= Task prompt =
Locate the lines that hold the string "пересаживания". Copy every such line.

= Stored records =
----

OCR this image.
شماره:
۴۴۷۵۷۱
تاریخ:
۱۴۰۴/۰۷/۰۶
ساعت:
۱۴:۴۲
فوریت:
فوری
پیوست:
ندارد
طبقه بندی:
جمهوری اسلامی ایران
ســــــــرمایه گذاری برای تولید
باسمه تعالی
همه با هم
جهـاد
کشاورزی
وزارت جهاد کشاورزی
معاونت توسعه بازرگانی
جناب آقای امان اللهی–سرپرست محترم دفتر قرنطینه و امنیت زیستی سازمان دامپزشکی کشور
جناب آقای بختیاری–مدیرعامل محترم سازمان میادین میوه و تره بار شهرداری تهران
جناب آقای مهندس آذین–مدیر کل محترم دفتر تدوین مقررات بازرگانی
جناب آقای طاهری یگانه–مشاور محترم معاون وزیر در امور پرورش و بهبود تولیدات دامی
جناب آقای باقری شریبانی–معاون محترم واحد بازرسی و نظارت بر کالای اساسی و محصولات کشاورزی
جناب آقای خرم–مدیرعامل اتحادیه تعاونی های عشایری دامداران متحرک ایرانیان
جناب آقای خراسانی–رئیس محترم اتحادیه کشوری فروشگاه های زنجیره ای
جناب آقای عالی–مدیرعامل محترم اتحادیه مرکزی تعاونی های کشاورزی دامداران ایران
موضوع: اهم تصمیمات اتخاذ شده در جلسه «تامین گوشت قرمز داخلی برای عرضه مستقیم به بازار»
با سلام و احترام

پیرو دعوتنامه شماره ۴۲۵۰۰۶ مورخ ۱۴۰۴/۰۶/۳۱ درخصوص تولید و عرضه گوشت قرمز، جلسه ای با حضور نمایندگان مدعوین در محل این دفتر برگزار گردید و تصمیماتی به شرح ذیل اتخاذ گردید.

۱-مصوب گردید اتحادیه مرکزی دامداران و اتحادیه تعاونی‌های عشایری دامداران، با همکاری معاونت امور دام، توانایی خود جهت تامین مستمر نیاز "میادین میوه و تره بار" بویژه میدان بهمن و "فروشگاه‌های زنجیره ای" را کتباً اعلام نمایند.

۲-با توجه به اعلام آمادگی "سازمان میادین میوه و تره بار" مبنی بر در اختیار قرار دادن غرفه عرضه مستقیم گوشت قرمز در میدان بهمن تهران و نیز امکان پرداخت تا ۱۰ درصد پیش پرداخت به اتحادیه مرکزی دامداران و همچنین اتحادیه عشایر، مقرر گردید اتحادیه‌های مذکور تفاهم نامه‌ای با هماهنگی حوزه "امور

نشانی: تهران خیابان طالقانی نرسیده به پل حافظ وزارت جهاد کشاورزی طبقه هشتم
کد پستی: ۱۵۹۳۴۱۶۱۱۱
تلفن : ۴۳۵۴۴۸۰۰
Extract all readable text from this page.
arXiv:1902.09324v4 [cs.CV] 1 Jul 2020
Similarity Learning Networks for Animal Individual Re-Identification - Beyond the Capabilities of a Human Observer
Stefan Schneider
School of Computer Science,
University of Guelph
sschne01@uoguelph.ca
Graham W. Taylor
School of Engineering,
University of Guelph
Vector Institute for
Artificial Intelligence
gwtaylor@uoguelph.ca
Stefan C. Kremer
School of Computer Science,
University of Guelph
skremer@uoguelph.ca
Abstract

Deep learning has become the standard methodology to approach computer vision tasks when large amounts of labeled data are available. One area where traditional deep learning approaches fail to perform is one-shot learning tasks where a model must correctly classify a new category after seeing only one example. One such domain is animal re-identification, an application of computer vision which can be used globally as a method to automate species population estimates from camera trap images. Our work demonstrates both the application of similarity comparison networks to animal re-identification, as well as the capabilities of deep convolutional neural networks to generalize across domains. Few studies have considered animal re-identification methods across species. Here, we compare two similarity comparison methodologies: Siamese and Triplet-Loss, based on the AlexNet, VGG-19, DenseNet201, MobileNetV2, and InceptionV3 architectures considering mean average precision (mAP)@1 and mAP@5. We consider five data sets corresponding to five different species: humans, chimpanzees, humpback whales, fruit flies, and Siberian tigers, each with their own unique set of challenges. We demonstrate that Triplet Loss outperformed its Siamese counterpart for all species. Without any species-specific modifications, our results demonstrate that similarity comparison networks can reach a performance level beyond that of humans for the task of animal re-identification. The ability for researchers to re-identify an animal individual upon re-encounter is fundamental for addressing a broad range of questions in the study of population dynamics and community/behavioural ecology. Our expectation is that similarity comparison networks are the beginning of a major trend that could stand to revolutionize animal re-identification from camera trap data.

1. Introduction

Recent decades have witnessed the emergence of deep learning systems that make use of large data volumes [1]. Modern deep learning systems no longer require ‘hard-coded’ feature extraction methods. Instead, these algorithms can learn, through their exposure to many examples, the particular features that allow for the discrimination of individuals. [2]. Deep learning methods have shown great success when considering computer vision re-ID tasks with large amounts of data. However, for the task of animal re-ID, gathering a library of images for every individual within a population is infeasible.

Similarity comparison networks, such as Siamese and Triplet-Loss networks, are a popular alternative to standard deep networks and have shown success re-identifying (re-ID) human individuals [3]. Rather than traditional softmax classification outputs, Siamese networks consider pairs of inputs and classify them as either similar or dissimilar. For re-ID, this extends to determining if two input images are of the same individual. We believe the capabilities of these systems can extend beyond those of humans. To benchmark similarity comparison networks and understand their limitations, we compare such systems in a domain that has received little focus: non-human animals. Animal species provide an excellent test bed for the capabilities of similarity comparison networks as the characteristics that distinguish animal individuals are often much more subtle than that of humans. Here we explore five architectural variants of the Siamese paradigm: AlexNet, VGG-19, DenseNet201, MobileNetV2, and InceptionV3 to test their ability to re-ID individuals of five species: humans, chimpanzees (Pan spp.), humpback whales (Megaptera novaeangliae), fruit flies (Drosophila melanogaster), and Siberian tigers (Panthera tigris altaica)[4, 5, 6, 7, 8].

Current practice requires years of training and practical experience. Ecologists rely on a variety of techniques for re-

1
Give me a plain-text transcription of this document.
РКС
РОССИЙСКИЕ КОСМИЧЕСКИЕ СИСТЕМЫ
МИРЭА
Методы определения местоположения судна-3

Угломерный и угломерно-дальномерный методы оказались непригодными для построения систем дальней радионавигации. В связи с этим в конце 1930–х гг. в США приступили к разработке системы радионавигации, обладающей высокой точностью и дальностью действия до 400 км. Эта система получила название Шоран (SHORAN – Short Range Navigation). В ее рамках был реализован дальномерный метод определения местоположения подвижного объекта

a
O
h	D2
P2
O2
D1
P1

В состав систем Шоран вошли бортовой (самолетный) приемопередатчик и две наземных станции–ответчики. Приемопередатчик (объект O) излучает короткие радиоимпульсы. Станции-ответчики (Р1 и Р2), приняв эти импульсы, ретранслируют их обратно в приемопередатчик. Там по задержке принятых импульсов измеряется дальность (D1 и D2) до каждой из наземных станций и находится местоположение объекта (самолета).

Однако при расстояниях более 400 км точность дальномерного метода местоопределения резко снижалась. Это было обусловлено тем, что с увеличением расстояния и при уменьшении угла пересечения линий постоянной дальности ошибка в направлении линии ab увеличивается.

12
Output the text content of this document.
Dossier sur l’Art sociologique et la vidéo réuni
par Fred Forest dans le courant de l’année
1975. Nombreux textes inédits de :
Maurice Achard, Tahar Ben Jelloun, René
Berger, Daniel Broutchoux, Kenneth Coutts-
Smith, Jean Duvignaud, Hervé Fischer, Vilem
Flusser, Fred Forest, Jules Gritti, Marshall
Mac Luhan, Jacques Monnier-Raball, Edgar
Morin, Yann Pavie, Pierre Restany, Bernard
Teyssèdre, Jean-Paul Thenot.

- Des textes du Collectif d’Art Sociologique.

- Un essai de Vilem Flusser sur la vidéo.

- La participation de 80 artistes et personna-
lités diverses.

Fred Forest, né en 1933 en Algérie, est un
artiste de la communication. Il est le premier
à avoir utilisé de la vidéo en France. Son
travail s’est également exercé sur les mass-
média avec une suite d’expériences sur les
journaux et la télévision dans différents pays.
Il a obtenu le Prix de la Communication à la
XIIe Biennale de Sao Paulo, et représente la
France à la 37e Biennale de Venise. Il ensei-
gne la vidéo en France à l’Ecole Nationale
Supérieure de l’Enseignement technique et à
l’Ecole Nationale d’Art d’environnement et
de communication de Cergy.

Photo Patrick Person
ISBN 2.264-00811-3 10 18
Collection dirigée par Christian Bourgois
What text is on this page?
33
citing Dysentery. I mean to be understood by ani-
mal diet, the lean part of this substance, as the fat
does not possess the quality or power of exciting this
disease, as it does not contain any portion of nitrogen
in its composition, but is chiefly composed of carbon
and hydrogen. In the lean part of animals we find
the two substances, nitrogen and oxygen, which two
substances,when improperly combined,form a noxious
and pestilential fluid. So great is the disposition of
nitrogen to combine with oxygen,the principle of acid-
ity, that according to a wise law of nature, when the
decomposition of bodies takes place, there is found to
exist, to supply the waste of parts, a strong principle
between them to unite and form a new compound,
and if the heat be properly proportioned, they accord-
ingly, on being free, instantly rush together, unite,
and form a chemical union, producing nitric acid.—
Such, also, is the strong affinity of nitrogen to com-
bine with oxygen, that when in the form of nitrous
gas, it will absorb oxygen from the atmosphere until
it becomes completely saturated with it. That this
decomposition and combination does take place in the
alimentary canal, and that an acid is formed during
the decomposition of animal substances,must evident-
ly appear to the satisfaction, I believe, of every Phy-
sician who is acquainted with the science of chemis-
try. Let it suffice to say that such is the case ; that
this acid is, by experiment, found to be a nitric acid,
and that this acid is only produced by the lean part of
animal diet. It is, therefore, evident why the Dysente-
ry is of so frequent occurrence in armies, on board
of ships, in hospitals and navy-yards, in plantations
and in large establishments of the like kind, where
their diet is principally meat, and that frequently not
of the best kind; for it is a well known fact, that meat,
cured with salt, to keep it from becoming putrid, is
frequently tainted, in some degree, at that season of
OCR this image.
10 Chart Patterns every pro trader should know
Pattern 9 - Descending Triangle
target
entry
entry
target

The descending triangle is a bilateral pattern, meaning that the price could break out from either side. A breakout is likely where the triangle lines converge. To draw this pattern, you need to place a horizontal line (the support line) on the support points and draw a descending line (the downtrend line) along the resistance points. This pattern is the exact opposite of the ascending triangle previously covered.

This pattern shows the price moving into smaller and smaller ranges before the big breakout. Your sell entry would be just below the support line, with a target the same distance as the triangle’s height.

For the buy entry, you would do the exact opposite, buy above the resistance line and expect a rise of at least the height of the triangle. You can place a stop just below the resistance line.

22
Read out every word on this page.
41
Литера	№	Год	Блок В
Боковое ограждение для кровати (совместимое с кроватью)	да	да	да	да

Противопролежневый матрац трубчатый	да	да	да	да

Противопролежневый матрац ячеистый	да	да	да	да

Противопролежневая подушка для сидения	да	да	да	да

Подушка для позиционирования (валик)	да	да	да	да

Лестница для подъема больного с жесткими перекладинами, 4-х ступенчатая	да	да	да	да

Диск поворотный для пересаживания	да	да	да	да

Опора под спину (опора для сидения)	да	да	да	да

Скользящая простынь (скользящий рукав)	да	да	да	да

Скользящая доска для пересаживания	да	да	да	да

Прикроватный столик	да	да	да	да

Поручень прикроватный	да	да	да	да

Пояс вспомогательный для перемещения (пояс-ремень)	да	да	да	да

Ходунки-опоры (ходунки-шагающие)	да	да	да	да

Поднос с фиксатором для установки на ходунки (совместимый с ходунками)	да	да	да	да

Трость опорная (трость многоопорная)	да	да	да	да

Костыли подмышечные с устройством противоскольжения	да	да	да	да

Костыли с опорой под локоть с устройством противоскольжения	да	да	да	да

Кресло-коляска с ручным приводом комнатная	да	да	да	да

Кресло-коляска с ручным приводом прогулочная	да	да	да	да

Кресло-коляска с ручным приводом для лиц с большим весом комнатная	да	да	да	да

----

= Output below =
Диск поворотный для пересаживания	да	да	да	да
Скользящая доска для пересаживания	да	да	да	да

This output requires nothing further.